* GOAL OF THE EXERCISE: From the entries that follow, pick out all lines holding "xlabel".

* EXERCISE MATERIAL:

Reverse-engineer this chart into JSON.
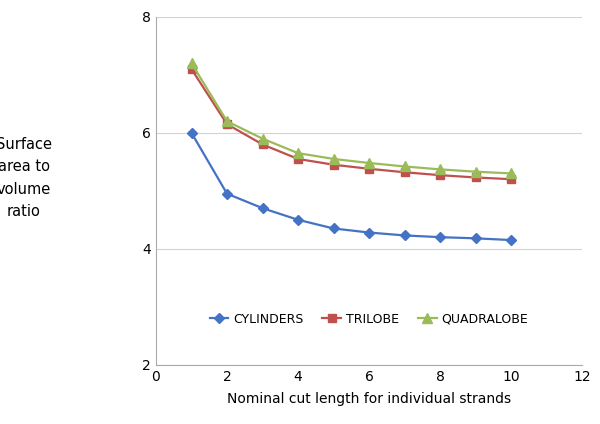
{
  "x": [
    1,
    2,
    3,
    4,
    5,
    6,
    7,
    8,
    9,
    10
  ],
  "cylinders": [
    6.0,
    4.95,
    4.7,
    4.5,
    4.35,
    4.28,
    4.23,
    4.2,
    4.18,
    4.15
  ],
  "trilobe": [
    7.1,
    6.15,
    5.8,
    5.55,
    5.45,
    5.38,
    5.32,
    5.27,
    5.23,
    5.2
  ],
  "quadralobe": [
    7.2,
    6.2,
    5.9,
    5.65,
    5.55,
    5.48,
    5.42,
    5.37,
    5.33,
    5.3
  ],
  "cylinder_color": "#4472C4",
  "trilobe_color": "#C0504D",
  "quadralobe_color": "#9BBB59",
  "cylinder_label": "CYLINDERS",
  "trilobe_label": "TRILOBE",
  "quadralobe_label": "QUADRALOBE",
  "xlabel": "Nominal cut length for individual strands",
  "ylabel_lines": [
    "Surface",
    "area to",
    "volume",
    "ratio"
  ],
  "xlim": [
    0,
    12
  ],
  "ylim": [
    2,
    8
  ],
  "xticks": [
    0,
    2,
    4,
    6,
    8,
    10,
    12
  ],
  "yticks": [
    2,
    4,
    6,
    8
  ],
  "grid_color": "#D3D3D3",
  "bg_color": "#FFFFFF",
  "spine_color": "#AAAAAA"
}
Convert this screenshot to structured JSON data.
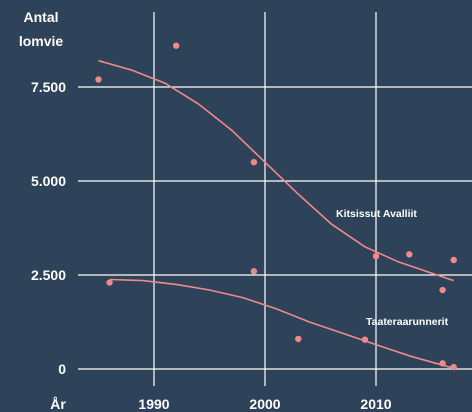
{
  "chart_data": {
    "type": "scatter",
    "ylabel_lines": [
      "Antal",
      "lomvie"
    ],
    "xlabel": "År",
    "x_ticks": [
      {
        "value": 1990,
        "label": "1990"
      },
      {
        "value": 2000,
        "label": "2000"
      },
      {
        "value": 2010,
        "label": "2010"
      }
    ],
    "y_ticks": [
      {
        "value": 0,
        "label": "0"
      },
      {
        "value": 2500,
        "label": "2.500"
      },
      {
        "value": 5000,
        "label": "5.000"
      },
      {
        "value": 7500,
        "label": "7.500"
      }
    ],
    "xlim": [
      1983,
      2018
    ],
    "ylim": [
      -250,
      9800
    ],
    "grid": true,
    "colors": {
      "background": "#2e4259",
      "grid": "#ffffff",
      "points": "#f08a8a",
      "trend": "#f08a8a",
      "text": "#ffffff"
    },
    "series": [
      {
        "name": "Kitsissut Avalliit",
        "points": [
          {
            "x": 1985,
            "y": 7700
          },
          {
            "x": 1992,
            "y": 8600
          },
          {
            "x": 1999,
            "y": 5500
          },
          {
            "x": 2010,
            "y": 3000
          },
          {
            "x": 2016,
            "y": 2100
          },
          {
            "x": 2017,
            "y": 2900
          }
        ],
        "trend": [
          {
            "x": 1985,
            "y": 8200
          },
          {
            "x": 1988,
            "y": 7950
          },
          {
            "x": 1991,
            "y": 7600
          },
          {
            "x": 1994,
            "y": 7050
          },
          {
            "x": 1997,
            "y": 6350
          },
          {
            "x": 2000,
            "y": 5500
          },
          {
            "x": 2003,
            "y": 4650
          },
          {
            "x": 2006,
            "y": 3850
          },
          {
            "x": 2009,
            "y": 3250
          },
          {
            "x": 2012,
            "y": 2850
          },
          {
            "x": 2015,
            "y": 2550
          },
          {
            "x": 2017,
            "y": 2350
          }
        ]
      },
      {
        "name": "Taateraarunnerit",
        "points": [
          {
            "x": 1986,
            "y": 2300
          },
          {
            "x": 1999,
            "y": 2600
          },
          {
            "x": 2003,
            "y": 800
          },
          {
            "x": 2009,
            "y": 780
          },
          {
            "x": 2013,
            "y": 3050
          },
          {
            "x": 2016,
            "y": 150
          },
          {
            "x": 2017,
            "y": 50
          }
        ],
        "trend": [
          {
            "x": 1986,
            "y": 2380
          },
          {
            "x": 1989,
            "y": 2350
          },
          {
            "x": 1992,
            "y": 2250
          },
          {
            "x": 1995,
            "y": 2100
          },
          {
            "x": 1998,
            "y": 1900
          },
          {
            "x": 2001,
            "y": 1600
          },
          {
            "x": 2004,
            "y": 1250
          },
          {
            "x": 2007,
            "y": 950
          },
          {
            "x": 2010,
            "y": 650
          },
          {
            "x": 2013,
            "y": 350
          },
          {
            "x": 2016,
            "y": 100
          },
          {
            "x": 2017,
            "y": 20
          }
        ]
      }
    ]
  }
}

* SOLVED PROBLEM:
  "xlabel": "Nominal cut length for individual strands",
    "xlabel": "År",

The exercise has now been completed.